-- Start AVAILABLE DATA --

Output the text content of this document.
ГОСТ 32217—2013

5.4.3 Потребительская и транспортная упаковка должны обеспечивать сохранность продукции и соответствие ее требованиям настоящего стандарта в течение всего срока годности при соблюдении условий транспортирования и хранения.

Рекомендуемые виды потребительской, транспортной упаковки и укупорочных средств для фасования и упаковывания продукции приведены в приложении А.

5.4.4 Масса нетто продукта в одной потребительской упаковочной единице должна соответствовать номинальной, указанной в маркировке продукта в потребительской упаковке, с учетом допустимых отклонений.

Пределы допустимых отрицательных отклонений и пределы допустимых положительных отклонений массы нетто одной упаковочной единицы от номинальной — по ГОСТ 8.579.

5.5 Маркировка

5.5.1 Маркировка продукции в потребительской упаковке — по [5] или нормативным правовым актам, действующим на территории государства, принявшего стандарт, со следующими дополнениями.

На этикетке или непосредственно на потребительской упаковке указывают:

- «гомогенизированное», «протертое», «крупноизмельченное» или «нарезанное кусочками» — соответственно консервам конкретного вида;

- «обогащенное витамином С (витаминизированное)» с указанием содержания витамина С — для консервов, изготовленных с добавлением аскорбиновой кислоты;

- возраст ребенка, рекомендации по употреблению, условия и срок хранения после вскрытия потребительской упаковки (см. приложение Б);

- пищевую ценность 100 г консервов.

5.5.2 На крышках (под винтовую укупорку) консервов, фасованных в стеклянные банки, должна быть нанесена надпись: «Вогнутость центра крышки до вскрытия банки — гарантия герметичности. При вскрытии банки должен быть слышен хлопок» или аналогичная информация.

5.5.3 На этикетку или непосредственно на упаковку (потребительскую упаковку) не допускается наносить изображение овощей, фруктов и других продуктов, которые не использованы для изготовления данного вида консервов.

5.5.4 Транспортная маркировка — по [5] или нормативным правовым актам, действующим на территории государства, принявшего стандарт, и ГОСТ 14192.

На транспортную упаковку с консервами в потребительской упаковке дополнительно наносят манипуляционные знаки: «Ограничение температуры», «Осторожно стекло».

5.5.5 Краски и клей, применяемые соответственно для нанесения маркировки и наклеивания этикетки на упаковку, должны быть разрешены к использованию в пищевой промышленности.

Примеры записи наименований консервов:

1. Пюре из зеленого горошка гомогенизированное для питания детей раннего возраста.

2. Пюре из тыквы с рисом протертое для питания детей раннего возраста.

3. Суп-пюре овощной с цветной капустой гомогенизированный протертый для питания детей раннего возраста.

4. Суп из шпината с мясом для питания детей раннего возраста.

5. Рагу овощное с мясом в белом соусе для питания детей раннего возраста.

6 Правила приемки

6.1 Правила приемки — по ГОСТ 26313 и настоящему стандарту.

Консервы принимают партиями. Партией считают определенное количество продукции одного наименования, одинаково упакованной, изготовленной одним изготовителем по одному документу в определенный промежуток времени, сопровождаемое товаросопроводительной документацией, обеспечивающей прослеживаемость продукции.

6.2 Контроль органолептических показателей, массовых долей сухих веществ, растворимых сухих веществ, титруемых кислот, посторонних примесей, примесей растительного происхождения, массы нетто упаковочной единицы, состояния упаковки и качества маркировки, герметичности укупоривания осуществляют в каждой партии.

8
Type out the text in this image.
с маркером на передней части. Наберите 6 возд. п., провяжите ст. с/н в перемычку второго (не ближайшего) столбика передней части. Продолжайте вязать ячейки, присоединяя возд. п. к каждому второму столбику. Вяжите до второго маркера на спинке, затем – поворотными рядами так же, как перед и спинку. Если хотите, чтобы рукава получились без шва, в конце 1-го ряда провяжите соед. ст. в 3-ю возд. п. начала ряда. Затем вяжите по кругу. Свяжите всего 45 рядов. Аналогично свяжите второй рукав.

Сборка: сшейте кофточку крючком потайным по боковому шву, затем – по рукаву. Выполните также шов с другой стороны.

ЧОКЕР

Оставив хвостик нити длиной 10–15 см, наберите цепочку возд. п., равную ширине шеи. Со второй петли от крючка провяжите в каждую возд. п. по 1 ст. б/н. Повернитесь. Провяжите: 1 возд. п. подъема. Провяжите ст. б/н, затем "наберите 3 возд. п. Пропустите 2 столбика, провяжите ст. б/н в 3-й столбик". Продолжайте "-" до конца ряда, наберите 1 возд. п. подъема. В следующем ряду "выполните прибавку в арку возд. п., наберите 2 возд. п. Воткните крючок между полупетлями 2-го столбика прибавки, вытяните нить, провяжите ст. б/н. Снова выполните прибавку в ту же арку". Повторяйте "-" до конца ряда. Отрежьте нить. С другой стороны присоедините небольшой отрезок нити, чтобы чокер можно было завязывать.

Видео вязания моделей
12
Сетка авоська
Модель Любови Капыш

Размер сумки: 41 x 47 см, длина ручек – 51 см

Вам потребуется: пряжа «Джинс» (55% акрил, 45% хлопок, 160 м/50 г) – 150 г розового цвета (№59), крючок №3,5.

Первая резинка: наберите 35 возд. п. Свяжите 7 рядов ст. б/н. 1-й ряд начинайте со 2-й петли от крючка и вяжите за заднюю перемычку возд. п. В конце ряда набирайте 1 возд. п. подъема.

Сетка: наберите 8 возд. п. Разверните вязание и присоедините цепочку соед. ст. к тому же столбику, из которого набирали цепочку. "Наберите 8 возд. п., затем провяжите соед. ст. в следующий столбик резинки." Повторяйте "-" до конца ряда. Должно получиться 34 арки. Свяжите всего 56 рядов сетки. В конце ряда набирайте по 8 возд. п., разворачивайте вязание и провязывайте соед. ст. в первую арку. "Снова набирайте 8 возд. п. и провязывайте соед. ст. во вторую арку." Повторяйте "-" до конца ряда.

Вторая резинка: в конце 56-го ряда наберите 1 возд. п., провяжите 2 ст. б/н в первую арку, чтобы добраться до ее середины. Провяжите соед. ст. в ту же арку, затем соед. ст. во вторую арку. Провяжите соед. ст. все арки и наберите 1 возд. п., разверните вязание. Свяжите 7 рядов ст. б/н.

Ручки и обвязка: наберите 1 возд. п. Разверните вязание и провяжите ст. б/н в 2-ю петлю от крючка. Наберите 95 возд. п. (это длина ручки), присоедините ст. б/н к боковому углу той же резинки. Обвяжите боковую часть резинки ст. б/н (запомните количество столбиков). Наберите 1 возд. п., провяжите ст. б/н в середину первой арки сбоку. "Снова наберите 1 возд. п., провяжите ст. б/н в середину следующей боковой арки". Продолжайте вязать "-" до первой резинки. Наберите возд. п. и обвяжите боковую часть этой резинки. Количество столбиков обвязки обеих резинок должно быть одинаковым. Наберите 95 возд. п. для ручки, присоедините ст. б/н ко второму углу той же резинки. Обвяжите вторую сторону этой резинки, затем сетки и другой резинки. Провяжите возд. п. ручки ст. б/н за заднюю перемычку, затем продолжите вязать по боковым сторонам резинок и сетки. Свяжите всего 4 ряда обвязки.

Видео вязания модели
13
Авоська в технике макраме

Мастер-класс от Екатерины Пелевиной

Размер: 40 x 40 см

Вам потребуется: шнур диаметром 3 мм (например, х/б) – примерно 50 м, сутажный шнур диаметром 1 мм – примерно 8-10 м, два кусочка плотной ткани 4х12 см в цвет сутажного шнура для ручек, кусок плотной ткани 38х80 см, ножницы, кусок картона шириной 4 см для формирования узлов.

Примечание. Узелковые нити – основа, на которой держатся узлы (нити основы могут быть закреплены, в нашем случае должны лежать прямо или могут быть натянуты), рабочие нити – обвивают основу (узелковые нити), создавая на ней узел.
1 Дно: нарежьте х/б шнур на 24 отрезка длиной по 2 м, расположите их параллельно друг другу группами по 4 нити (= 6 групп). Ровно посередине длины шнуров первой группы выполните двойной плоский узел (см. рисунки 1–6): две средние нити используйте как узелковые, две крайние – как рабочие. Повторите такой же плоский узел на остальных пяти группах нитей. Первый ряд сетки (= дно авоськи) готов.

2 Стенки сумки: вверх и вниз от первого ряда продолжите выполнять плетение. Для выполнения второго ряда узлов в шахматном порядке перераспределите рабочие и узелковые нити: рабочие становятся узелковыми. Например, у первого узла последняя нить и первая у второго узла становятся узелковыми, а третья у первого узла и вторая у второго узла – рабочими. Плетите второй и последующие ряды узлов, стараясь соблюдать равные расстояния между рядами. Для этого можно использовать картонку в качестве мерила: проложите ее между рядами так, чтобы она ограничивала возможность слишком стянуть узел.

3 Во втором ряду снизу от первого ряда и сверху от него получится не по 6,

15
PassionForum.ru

-- End AVAILABLE DATA --

EXERCISE REQUIREMENTS =>
Search the records for the string "this" and return every line in which it occurs.

ANSWER IN FULL =>
Output the text content of this document.
Type out the text in this image.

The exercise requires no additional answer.